[Excerpt from a dataset]

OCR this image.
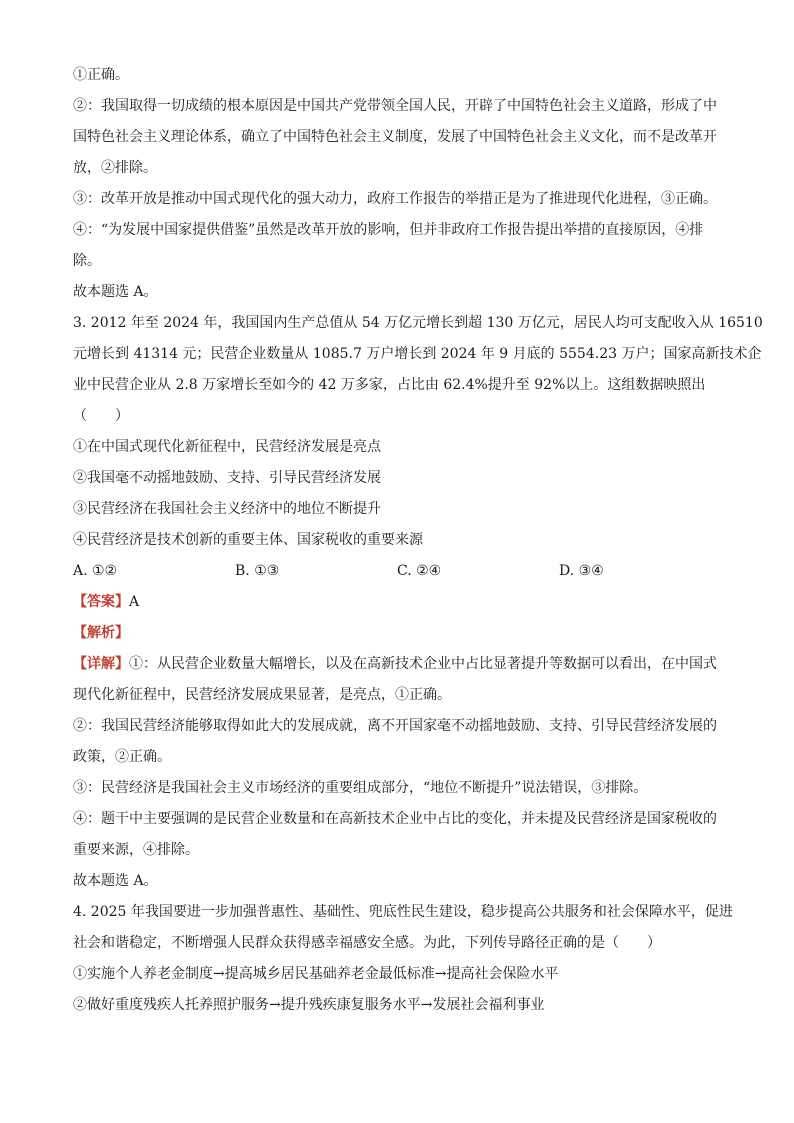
①正确。
②：我国取得一切成绩的根本原因是中国共产党带领全国人民，开辟了中国特色社会主义道路，形成了中
国特色社会主义理论体系，确立了中国特色社会主义制度，发展了中国特色社会主义文化，而不是改革开
放，②排除。
③：改革开放是推动中国式现代化的强大动力，政府工作报告的举措正是为了推进现代化进程，③正确。
④：“为发展中国家提供借鉴”虽然是改革开放的影响，但并非政府工作报告提出举措的直接原因，④排
除。
故本题选 A。
3. 2012 年至 2024 年，我国国内生产总值从 54 万亿元增长到超 130 万亿元，居民人均可支配收入从 16510
元增长到 41314 元；民营企业数量从 1085.7 万户增长到 2024 年 9 月底的 5554.23 万户；国家高新技术企
业中民营企业从 2.8 万家增长至如今的 42 万多家，占比由 62.4%提升至 92%以上。这组数据映照出
（　　）
①在中国式现代化新征程中，民营经济发展是亮点
②我国毫不动摇地鼓励、支持、引导民营经济发展
③民营经济在我国社会主义经济中的地位不断提升
④民营经济是技术创新的重要主体、国家税收的重要来源
A. ①②	B. ①③	C. ②④	D. ③④
【答案】A
【解析】
【详解】①：从民营企业数量大幅增长，以及在高新技术企业中占比显著提升等数据可以看出，在中国式
现代化新征程中，民营经济发展成果显著，是亮点，①正确。
②：我国民营经济能够取得如此大的发展成就，离不开国家毫不动摇地鼓励、支持、引导民营经济发展的
政策，②正确。
③：民营经济是我国社会主义市场经济的重要组成部分，“地位不断提升”说法错误，③排除。
④：题干中主要强调的是民营企业数量和在高新技术企业中占比的变化，并未提及民营经济是国家税收的
重要来源，④排除。
故本题选 A。
4. 2025 年我国要进一步加强普惠性、基础性、兜底性民生建设，稳步提高公共服务和社会保障水平，促进
社会和谐稳定，不断增强人民群众获得感幸福感安全感。为此，下列传导路径正确的是（　　）
①实施个人养老金制度→提高城乡居民基础养老金最低标准→提高社会保险水平
②做好重度残疾人托养照护服务→提升残疾康复服务水平→发展社会福利事业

**WHAT TO WORK ON:**
Transcribe the entries above verbatim, omitting their pictures.

**WRITTEN REPLY:**
OCR this image.
①正确。
②：我国取得一切成绩的根本原因是中国共产党带领全国人民，开辟了中国特色社会主义道路，形成了中
国特色社会主义理论体系，确立了中国特色社会主义制度，发展了中国特色社会主义文化，而不是改革开
放，②排除。
③：改革开放是推动中国式现代化的强大动力，政府工作报告的举措正是为了推进现代化进程，③正确。
④：“为发展中国家提供借鉴”虽然是改革开放的影响，但并非政府工作报告提出举措的直接原因，④排
除。
故本题选 A。
3. 2012 年至 2024 年，我国国内生产总值从 54 万亿元增长到超 130 万亿元，居民人均可支配收入从 16510
元增长到 41314 元；民营企业数量从 1085.7 万户增长到 2024 年 9 月底的 5554.23 万户；国家高新技术企
业中民营企业从 2.8 万家增长至如今的 42 万多家，占比由 62.4%提升至 92%以上。这组数据映照出
（　　）
①在中国式现代化新征程中，民营经济发展是亮点
②我国毫不动摇地鼓励、支持、引导民营经济发展
③民营经济在我国社会主义经济中的地位不断提升
④民营经济是技术创新的重要主体、国家税收的重要来源
A. ①②	B. ①③	C. ②④	D. ③④
【答案】A
【解析】
【详解】①：从民营企业数量大幅增长，以及在高新技术企业中占比显著提升等数据可以看出，在中国式
现代化新征程中，民营经济发展成果显著，是亮点，①正确。
②：我国民营经济能够取得如此大的发展成就，离不开国家毫不动摇地鼓励、支持、引导民营经济发展的
政策，②正确。
③：民营经济是我国社会主义市场经济的重要组成部分，“地位不断提升”说法错误，③排除。
④：题干中主要强调的是民营企业数量和在高新技术企业中占比的变化，并未提及民营经济是国家税收的
重要来源，④排除。
故本题选 A。
4. 2025 年我国要进一步加强普惠性、基础性、兜底性民生建设，稳步提高公共服务和社会保障水平，促进
社会和谐稳定，不断增强人民群众获得感幸福感安全感。为此，下列传导路径正确的是（　　）
①实施个人养老金制度→提高城乡居民基础养老金最低标准→提高社会保险水平
②做好重度残疾人托养照护服务→提升残疾康复服务水平→发展社会福利事业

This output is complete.